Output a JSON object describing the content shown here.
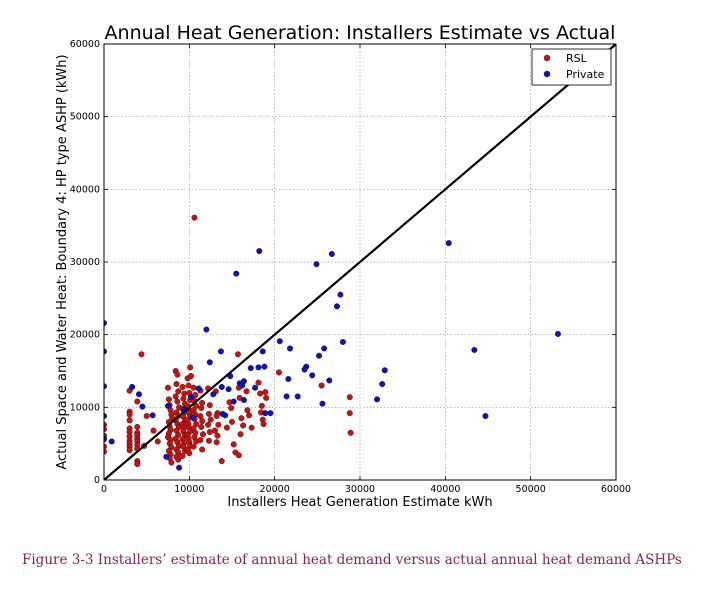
{
  "caption": "Figure 3-3 Installers’ estimate of annual heat demand versus actual annual heat demand ASHPs",
  "chart_data": {
    "type": "scatter",
    "title": "Annual Heat Generation: Installers Estimate vs Actual",
    "xlabel": "Installers Heat Generation Estimate kWh",
    "ylabel": "Actual Space and Water Heat: Boundary 4: HP type ASHP (kWh)",
    "xlim": [
      0,
      60000
    ],
    "ylim": [
      0,
      60000
    ],
    "xticks": [
      "0",
      "10000",
      "20000",
      "30000",
      "40000",
      "50000",
      "60000"
    ],
    "yticks": [
      "0",
      "10000",
      "20000",
      "30000",
      "40000",
      "50000",
      "60000"
    ],
    "grid": true,
    "legend": "top-right",
    "reference_line": {
      "x": [
        0,
        60000
      ],
      "y": [
        0,
        60000
      ],
      "color": "#000000"
    },
    "series": [
      {
        "name": "RSL",
        "color": "#cc1111",
        "points": [
          [
            0,
            7600
          ],
          [
            0,
            7000
          ],
          [
            0,
            6100
          ],
          [
            0,
            5600
          ],
          [
            0,
            4600
          ],
          [
            0,
            3900
          ],
          [
            3000,
            12300
          ],
          [
            3000,
            9400
          ],
          [
            3000,
            9000
          ],
          [
            3000,
            8200
          ],
          [
            3000,
            7100
          ],
          [
            3000,
            6600
          ],
          [
            3000,
            6000
          ],
          [
            3000,
            5400
          ],
          [
            3000,
            5000
          ],
          [
            3000,
            4600
          ],
          [
            3000,
            4100
          ],
          [
            3900,
            10800
          ],
          [
            3900,
            7300
          ],
          [
            3900,
            6500
          ],
          [
            3900,
            6200
          ],
          [
            3900,
            5700
          ],
          [
            3900,
            5300
          ],
          [
            3900,
            4800
          ],
          [
            3900,
            4300
          ],
          [
            3900,
            2600
          ],
          [
            3900,
            2200
          ],
          [
            4400,
            17300
          ],
          [
            4700,
            4700
          ],
          [
            5000,
            8800
          ],
          [
            5800,
            6800
          ],
          [
            6300,
            5300
          ],
          [
            7500,
            12700
          ],
          [
            7600,
            11100
          ],
          [
            7700,
            10300
          ],
          [
            7800,
            9600
          ],
          [
            7900,
            9000
          ],
          [
            8000,
            8500
          ],
          [
            7600,
            8000
          ],
          [
            7700,
            7400
          ],
          [
            7800,
            6900
          ],
          [
            7600,
            6400
          ],
          [
            7500,
            5900
          ],
          [
            7800,
            5500
          ],
          [
            7700,
            5000
          ],
          [
            7900,
            4500
          ],
          [
            7600,
            4000
          ],
          [
            7800,
            3500
          ],
          [
            7700,
            3000
          ],
          [
            7900,
            2400
          ],
          [
            8400,
            15000
          ],
          [
            8600,
            14500
          ],
          [
            8500,
            13200
          ],
          [
            8700,
            12200
          ],
          [
            8400,
            11500
          ],
          [
            8600,
            10800
          ],
          [
            8800,
            10000
          ],
          [
            8500,
            9300
          ],
          [
            8700,
            8800
          ],
          [
            8400,
            8200
          ],
          [
            8600,
            7700
          ],
          [
            8800,
            7300
          ],
          [
            8500,
            6800
          ],
          [
            8700,
            6200
          ],
          [
            8400,
            5700
          ],
          [
            8600,
            5200
          ],
          [
            8800,
            4700
          ],
          [
            8500,
            4200
          ],
          [
            8700,
            3800
          ],
          [
            8500,
            3200
          ],
          [
            8700,
            2800
          ],
          [
            9200,
            12800
          ],
          [
            9400,
            11900
          ],
          [
            9300,
            11200
          ],
          [
            9500,
            10500
          ],
          [
            9200,
            9800
          ],
          [
            9400,
            9300
          ],
          [
            9300,
            8700
          ],
          [
            9500,
            8200
          ],
          [
            9200,
            7700
          ],
          [
            9400,
            7200
          ],
          [
            9300,
            6700
          ],
          [
            9500,
            6200
          ],
          [
            9200,
            5600
          ],
          [
            9400,
            5100
          ],
          [
            9300,
            4600
          ],
          [
            9500,
            4000
          ],
          [
            9200,
            3300
          ],
          [
            9800,
            14000
          ],
          [
            9900,
            13000
          ],
          [
            10000,
            12000
          ],
          [
            10100,
            11000
          ],
          [
            9800,
            10200
          ],
          [
            9900,
            9700
          ],
          [
            10000,
            9200
          ],
          [
            10100,
            8700
          ],
          [
            9800,
            8200
          ],
          [
            9900,
            7700
          ],
          [
            10000,
            7200
          ],
          [
            10100,
            6700
          ],
          [
            9800,
            6200
          ],
          [
            9900,
            5700
          ],
          [
            10000,
            5200
          ],
          [
            10100,
            4700
          ],
          [
            9800,
            4200
          ],
          [
            10000,
            3700
          ],
          [
            10100,
            15500
          ],
          [
            10200,
            14300
          ],
          [
            10600,
            36100
          ],
          [
            10500,
            12700
          ],
          [
            10700,
            11700
          ],
          [
            10600,
            10900
          ],
          [
            10800,
            10200
          ],
          [
            10500,
            9600
          ],
          [
            10700,
            9000
          ],
          [
            10600,
            8400
          ],
          [
            10800,
            7700
          ],
          [
            10500,
            7100
          ],
          [
            10700,
            6500
          ],
          [
            10600,
            5900
          ],
          [
            10800,
            5300
          ],
          [
            10500,
            4600
          ],
          [
            11300,
            12300
          ],
          [
            11500,
            10600
          ],
          [
            11400,
            9900
          ],
          [
            11300,
            8800
          ],
          [
            11500,
            8100
          ],
          [
            11400,
            7300
          ],
          [
            11600,
            6300
          ],
          [
            11300,
            5500
          ],
          [
            11500,
            4200
          ],
          [
            12200,
            12600
          ],
          [
            12400,
            10300
          ],
          [
            12300,
            9100
          ],
          [
            12500,
            8300
          ],
          [
            12200,
            7600
          ],
          [
            12400,
            6600
          ],
          [
            12300,
            5400
          ],
          [
            13100,
            12200
          ],
          [
            13300,
            9200
          ],
          [
            13200,
            8800
          ],
          [
            13400,
            7600
          ],
          [
            13000,
            6800
          ],
          [
            13300,
            6100
          ],
          [
            13200,
            5200
          ],
          [
            13800,
            2600
          ],
          [
            14400,
            7200
          ],
          [
            14700,
            10700
          ],
          [
            14900,
            9900
          ],
          [
            15000,
            8000
          ],
          [
            15200,
            4900
          ],
          [
            15400,
            3800
          ],
          [
            15700,
            17300
          ],
          [
            15800,
            12700
          ],
          [
            15900,
            11300
          ],
          [
            16100,
            8500
          ],
          [
            16300,
            7500
          ],
          [
            16000,
            6300
          ],
          [
            15800,
            3400
          ],
          [
            16700,
            12200
          ],
          [
            16800,
            9600
          ],
          [
            17000,
            8900
          ],
          [
            17300,
            7200
          ],
          [
            18100,
            13400
          ],
          [
            18300,
            11900
          ],
          [
            18500,
            10200
          ],
          [
            18400,
            9300
          ],
          [
            18600,
            8300
          ],
          [
            18700,
            7700
          ],
          [
            18900,
            12100
          ],
          [
            19000,
            11300
          ],
          [
            20500,
            14800
          ],
          [
            25500,
            13000
          ],
          [
            28800,
            11400
          ],
          [
            28800,
            9200
          ],
          [
            28900,
            6500
          ]
        ]
      },
      {
        "name": "Private",
        "color": "#1111bb",
        "points": [
          [
            0,
            21600
          ],
          [
            0,
            17700
          ],
          [
            0,
            12900
          ],
          [
            0,
            8800
          ],
          [
            0,
            5700
          ],
          [
            900,
            5300
          ],
          [
            3300,
            12800
          ],
          [
            4100,
            11800
          ],
          [
            4500,
            10100
          ],
          [
            5700,
            8900
          ],
          [
            7300,
            3200
          ],
          [
            7500,
            10200
          ],
          [
            8800,
            1700
          ],
          [
            9400,
            9700
          ],
          [
            10200,
            11400
          ],
          [
            10400,
            8600
          ],
          [
            11100,
            12600
          ],
          [
            12000,
            20700
          ],
          [
            12400,
            16200
          ],
          [
            12800,
            11800
          ],
          [
            13700,
            17700
          ],
          [
            13800,
            12800
          ],
          [
            13900,
            9100
          ],
          [
            14200,
            8900
          ],
          [
            14600,
            12500
          ],
          [
            14800,
            14300
          ],
          [
            15200,
            10800
          ],
          [
            15500,
            28400
          ],
          [
            15900,
            13300
          ],
          [
            16200,
            13000
          ],
          [
            16400,
            13600
          ],
          [
            16400,
            11000
          ],
          [
            17200,
            15400
          ],
          [
            17700,
            12700
          ],
          [
            18100,
            15500
          ],
          [
            18200,
            31500
          ],
          [
            18600,
            17700
          ],
          [
            18800,
            15600
          ],
          [
            18900,
            9200
          ],
          [
            19500,
            9200
          ],
          [
            20600,
            19100
          ],
          [
            21400,
            11500
          ],
          [
            21600,
            13900
          ],
          [
            21800,
            18100
          ],
          [
            22700,
            11500
          ],
          [
            23700,
            15600
          ],
          [
            23500,
            15200
          ],
          [
            24400,
            14400
          ],
          [
            24900,
            29700
          ],
          [
            25200,
            17100
          ],
          [
            25600,
            10500
          ],
          [
            25800,
            18100
          ],
          [
            26400,
            13700
          ],
          [
            26700,
            31100
          ],
          [
            27300,
            23900
          ],
          [
            27700,
            25500
          ],
          [
            28000,
            19000
          ],
          [
            32000,
            11100
          ],
          [
            32600,
            13200
          ],
          [
            32900,
            15100
          ],
          [
            40400,
            32600
          ],
          [
            43400,
            17900
          ],
          [
            44700,
            8800
          ],
          [
            53200,
            20100
          ]
        ]
      }
    ]
  }
}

───

> **PROBLEM DETAILS**: Search the entries for the string "color" and collect each line that has it.

> **WRITTEN ANSWER**:
      "color": "#000000"
        "color": "#cc1111",
        "color": "#1111bb",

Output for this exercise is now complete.